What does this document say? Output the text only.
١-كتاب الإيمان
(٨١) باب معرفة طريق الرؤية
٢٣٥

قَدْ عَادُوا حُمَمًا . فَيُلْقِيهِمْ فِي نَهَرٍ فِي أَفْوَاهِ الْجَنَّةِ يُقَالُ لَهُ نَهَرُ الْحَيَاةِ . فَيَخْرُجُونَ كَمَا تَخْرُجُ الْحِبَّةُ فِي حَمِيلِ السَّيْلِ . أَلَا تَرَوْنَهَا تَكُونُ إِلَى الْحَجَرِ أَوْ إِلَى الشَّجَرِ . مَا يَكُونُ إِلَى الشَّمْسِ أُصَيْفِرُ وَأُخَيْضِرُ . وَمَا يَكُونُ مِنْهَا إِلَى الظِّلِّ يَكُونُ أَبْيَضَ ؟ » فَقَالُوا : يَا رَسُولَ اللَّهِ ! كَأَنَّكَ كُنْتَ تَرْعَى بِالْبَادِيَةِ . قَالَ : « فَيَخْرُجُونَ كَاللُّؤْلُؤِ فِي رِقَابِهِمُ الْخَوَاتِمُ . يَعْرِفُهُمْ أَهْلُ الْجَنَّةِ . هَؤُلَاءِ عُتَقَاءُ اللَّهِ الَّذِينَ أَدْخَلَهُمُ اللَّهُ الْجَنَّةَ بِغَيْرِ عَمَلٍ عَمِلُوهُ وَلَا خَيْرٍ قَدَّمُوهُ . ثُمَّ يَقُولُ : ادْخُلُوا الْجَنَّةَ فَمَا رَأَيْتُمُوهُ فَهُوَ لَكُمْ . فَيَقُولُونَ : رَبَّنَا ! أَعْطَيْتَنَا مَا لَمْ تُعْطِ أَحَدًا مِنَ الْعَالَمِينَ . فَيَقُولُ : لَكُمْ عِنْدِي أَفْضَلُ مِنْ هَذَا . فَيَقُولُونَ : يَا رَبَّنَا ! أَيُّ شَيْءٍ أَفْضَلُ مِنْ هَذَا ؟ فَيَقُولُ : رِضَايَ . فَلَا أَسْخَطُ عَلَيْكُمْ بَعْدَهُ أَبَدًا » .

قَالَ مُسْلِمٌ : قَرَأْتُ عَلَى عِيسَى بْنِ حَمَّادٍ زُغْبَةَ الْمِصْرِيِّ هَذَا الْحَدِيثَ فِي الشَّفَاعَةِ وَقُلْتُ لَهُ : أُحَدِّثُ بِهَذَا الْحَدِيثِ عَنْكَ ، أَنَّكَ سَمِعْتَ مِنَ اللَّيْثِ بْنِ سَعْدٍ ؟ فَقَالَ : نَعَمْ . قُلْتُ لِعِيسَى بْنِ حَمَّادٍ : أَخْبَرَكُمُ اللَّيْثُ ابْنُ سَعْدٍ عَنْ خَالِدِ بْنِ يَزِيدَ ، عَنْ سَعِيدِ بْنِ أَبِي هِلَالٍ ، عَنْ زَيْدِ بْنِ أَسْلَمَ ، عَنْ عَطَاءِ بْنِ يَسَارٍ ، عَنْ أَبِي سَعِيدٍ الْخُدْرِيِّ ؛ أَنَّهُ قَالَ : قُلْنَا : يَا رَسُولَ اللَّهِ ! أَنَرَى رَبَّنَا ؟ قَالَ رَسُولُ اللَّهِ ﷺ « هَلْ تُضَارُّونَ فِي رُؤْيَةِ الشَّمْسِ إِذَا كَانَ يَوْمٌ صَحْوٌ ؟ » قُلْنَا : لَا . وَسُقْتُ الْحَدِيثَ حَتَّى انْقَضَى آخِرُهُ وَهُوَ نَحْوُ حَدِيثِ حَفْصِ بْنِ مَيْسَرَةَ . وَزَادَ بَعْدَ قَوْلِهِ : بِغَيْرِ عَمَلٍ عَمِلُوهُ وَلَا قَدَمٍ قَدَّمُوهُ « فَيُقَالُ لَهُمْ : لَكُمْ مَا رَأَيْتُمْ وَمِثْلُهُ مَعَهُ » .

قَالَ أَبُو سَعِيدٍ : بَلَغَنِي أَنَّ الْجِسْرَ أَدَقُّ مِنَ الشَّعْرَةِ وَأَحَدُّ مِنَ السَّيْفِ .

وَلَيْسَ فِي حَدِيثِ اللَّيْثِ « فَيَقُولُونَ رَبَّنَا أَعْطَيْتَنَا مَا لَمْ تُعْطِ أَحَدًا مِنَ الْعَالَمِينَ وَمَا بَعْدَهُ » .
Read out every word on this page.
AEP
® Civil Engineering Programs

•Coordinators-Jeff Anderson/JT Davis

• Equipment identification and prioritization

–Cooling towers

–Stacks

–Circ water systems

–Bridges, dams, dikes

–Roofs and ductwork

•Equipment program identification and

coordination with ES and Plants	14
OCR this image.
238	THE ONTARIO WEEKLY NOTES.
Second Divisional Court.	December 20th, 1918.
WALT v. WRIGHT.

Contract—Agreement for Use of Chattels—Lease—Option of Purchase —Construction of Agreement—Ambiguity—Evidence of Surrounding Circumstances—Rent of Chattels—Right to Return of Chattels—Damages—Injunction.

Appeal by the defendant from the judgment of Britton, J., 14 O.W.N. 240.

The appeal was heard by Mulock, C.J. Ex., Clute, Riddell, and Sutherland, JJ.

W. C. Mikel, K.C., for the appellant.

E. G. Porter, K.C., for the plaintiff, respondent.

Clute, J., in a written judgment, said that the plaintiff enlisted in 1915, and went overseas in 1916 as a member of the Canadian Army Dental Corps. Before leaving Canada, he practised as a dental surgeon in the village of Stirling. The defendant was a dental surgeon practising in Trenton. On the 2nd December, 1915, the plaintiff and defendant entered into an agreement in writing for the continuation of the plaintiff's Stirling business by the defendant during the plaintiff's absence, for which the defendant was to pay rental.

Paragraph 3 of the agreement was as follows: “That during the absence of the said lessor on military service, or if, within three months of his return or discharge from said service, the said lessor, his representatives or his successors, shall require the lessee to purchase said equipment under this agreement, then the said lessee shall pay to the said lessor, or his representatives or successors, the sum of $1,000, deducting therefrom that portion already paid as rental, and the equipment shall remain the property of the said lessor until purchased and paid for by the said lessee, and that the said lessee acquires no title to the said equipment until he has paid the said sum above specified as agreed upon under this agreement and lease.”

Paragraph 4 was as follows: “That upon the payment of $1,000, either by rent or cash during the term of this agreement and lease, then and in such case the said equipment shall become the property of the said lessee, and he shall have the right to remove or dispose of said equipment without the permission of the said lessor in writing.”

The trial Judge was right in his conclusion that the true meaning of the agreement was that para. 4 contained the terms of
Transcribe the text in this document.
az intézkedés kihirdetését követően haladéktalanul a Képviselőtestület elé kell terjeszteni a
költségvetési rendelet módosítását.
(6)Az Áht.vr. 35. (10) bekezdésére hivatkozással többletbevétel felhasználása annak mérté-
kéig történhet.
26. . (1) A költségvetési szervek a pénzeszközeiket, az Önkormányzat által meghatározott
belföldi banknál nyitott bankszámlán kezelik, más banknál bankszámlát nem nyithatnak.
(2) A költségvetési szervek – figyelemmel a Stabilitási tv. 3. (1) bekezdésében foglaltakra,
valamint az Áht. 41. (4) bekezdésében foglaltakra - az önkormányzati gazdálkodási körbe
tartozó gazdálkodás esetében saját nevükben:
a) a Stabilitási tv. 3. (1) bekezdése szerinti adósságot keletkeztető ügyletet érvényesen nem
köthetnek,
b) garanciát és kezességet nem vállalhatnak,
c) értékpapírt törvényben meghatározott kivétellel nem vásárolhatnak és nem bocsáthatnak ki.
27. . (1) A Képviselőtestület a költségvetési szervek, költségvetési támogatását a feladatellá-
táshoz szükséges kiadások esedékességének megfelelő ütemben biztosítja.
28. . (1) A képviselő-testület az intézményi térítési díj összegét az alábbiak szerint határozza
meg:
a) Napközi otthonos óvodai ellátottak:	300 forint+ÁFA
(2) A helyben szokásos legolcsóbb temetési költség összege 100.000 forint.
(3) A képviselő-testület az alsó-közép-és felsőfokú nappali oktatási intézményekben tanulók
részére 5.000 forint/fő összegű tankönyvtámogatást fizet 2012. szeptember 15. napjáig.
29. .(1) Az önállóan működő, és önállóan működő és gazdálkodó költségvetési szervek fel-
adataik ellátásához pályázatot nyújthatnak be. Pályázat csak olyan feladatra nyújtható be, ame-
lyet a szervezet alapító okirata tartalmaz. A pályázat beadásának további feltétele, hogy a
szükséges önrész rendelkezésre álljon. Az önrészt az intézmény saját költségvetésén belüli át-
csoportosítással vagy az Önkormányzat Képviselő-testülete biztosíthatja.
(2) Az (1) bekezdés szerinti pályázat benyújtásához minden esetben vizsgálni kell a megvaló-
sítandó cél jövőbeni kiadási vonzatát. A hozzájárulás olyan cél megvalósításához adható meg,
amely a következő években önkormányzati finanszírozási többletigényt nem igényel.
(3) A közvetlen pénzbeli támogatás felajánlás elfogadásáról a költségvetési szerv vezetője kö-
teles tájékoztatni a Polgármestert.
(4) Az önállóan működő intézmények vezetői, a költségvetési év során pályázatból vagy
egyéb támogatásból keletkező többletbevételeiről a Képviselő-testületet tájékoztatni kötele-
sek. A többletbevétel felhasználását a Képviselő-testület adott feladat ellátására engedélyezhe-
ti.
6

**Directions:** Say how many lines in the records above hold "költségvetési", and give no other text.

**Complete answer:** 7